- Provided data
────────

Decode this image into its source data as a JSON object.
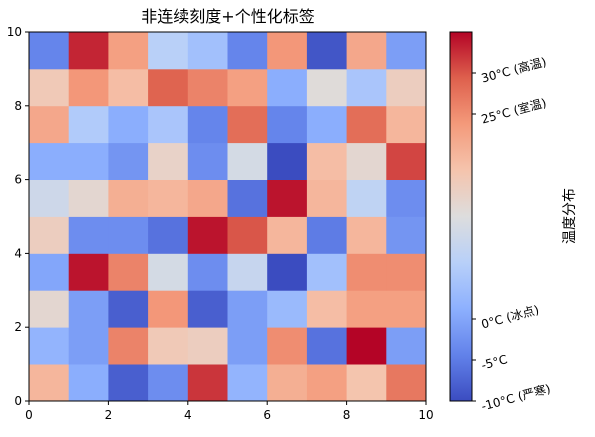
{
  "chart_data": {
    "type": "heatmap",
    "title": "非连续刻度+个性化标签",
    "x_ticks": [
      0,
      2,
      4,
      6,
      8,
      10
    ],
    "y_ticks": [
      0,
      2,
      4,
      6,
      8,
      10
    ],
    "xlim": [
      0,
      10
    ],
    "ylim": [
      0,
      10
    ],
    "colormap": "coolwarm",
    "value_range": [
      -10,
      35
    ],
    "grid": "rows bottom to top (y=0..1 first), columns left to right",
    "grid_values": [
      [
        20,
        1,
        -8,
        -3,
        32,
        2,
        21,
        23,
        18,
        27
      ],
      [
        2,
        -1,
        26,
        17,
        16,
        -1,
        25,
        -6,
        35,
        -1
      ],
      [
        14,
        -1,
        -8,
        24,
        -8,
        -1,
        3,
        19,
        23,
        23
      ],
      [
        0,
        34,
        26,
        11,
        -3,
        9,
        -10,
        4,
        25,
        25
      ],
      [
        16,
        -3,
        -3,
        -6,
        34,
        30,
        20,
        -5,
        20,
        -2
      ],
      [
        10,
        14,
        21,
        20,
        22,
        -6,
        34,
        20,
        8,
        -3
      ],
      [
        1,
        1,
        -2,
        15,
        -3,
        11,
        -10,
        19,
        14,
        31
      ],
      [
        22,
        6,
        1,
        5,
        -4,
        28,
        -4,
        1,
        28,
        20
      ],
      [
        17,
        24,
        19,
        29,
        26,
        23,
        1,
        13,
        5,
        16
      ],
      [
        -4,
        33,
        23,
        7,
        4,
        -4,
        24,
        -9,
        22,
        -1
      ]
    ],
    "colorbar": {
      "label": "温度分布",
      "range": [
        -10,
        35
      ],
      "ticks": [
        {
          "value": 30,
          "label": "30°C (高温)"
        },
        {
          "value": 25,
          "label": "25°C (室温)"
        },
        {
          "value": 0,
          "label": "0°C (冰点)"
        },
        {
          "value": -5,
          "label": "-5°C"
        },
        {
          "value": -10,
          "label": "-10°C (严寒)"
        }
      ]
    }
  }
}
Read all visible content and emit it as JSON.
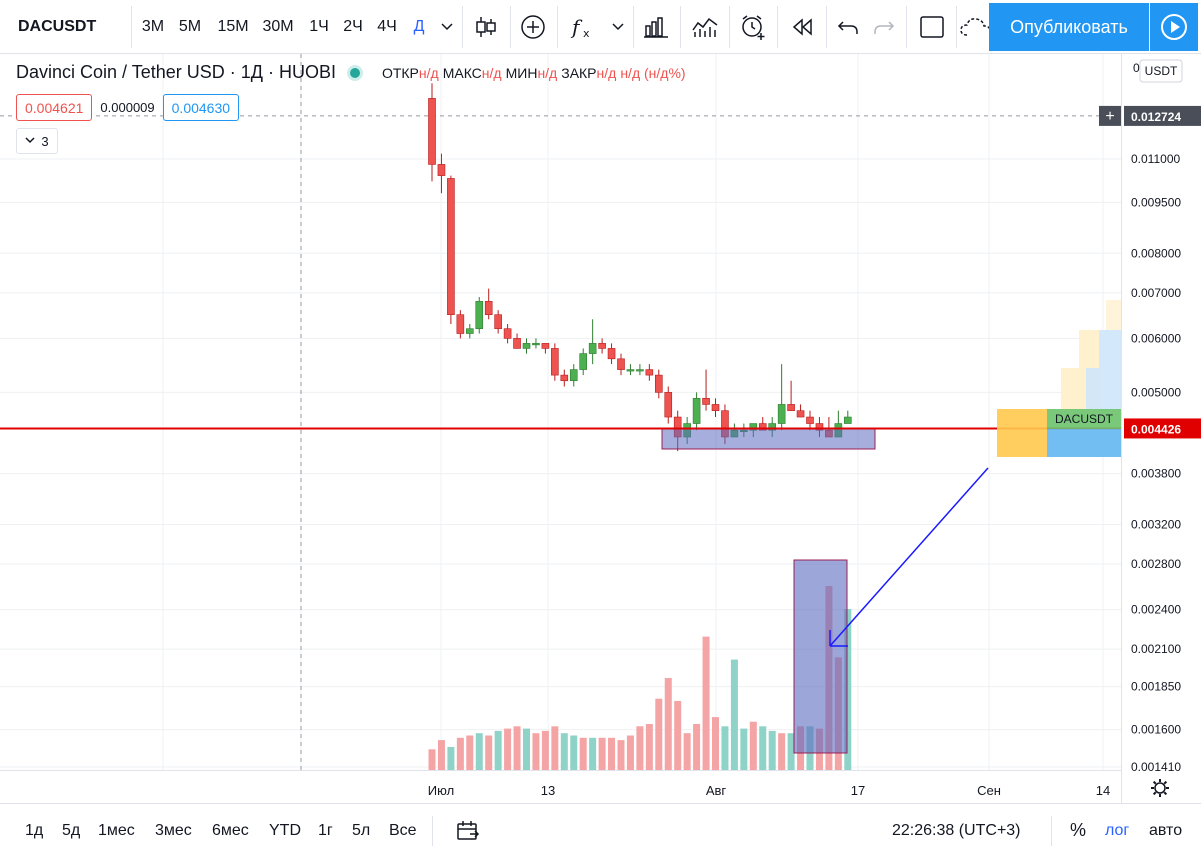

────────

- Problem to solve
Copy all lines in the listing above where the string "label" appears.

- Task answer
      "label": "温度分布",
          "label": "30°C (高温)"
          "label": "25°C (室温)"
          "label": "0°C (冰点)"
          "label": "-5°C"
          "label": "-10°C (严寒)"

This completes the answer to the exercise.